_What the task requires_: Determine how many lines in these records hold "illustration". Only the number is wanted.

Records contained in a dataset:
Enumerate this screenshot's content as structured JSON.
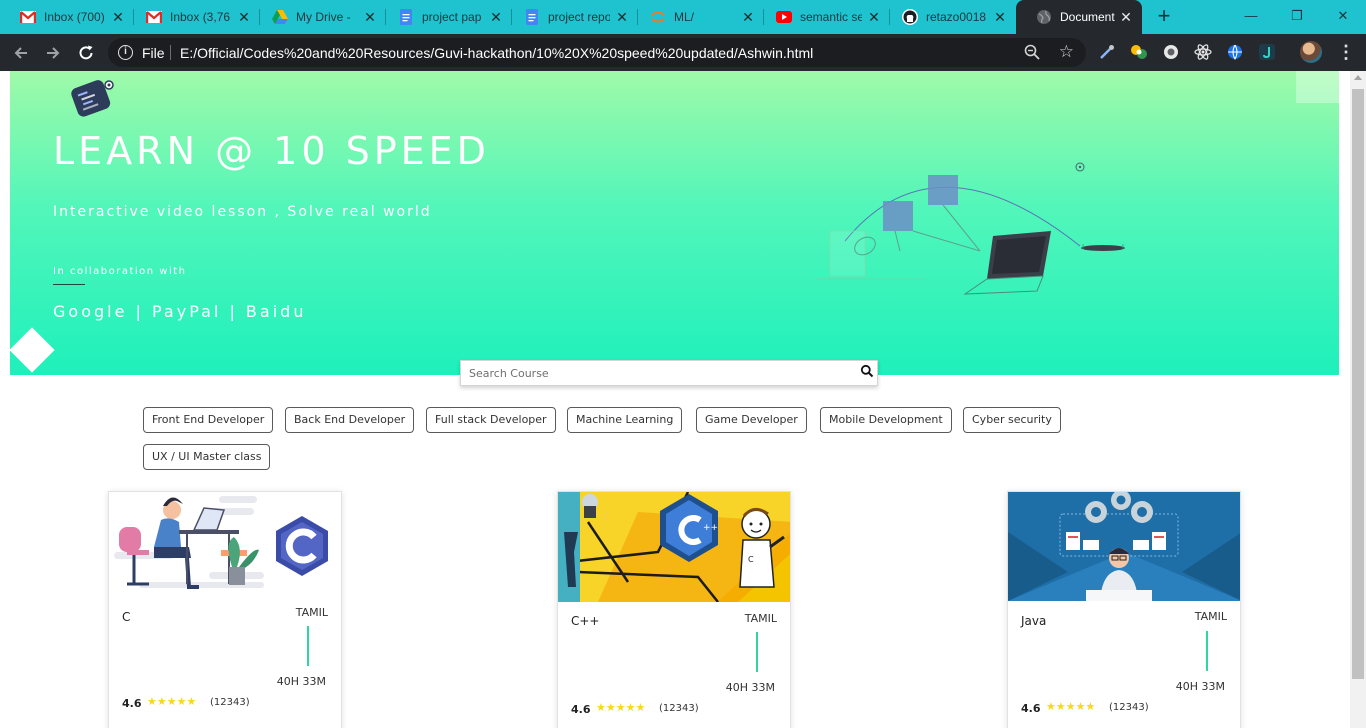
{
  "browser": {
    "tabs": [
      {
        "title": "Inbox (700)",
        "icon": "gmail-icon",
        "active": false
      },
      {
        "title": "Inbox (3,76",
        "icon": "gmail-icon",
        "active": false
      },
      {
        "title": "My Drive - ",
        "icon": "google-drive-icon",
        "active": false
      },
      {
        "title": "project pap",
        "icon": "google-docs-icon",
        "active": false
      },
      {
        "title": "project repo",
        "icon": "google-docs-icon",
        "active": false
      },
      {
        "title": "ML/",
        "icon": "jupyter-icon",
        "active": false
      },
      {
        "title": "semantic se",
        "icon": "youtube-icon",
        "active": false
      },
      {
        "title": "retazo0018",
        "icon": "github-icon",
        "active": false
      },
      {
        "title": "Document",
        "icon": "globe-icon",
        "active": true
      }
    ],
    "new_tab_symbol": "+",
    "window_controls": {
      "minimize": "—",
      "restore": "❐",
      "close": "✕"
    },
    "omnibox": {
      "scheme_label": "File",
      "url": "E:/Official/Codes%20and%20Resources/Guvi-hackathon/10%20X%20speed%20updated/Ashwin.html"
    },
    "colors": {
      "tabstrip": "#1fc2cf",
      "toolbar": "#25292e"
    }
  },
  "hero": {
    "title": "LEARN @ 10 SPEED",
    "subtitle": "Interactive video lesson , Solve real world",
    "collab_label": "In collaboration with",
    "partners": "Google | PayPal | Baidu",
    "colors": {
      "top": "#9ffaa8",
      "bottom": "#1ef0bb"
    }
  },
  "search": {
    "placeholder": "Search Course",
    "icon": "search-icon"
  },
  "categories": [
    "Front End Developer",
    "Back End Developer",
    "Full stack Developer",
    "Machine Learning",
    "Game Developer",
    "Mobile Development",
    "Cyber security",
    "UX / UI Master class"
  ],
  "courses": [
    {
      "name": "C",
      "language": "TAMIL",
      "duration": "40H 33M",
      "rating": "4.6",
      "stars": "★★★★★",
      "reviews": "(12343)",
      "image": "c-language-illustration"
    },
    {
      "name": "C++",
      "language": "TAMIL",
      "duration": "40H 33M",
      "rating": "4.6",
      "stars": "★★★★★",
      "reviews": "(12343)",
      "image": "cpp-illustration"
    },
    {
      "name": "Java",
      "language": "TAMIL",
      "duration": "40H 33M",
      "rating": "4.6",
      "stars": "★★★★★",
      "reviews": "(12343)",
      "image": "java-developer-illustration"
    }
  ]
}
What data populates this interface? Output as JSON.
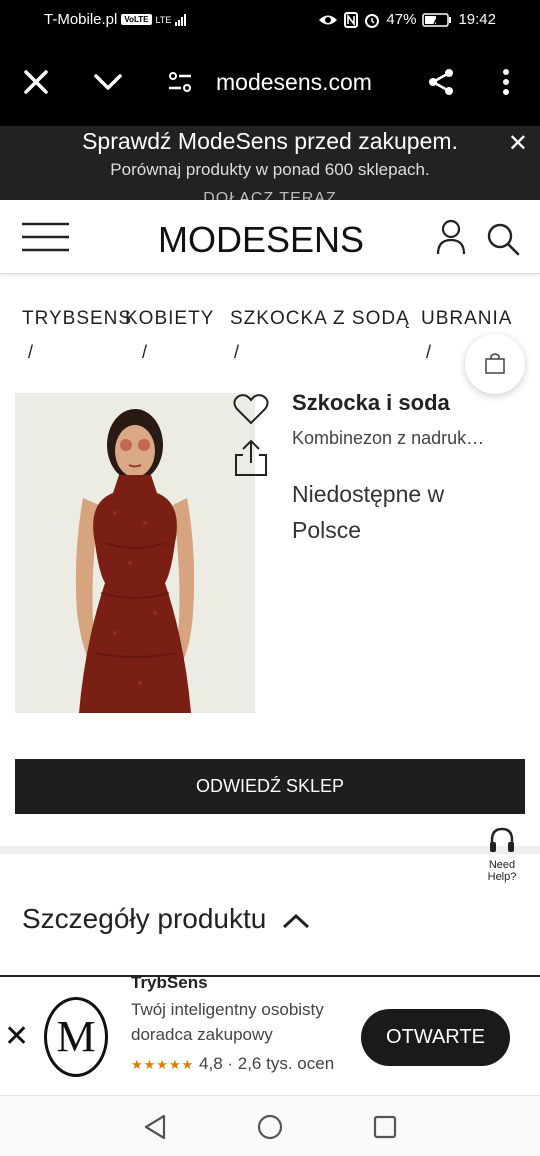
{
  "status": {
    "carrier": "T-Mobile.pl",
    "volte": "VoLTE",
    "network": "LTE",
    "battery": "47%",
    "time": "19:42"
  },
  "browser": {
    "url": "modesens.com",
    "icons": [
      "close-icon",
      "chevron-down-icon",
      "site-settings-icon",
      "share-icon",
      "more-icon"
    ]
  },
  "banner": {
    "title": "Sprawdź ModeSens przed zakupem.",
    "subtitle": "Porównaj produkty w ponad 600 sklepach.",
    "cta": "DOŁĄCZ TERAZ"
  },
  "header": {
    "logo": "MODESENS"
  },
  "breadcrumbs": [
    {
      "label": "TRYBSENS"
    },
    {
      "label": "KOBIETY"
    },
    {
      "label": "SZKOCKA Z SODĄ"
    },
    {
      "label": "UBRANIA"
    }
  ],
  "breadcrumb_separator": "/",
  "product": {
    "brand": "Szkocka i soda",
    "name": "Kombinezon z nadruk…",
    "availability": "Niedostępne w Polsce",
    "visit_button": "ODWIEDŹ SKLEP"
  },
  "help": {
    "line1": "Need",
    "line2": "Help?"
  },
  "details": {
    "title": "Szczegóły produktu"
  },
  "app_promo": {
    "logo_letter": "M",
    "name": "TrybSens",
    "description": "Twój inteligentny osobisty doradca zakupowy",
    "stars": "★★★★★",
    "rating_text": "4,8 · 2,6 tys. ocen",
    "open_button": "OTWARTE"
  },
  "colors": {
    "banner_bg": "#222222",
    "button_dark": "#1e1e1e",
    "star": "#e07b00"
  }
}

_Task output_: 3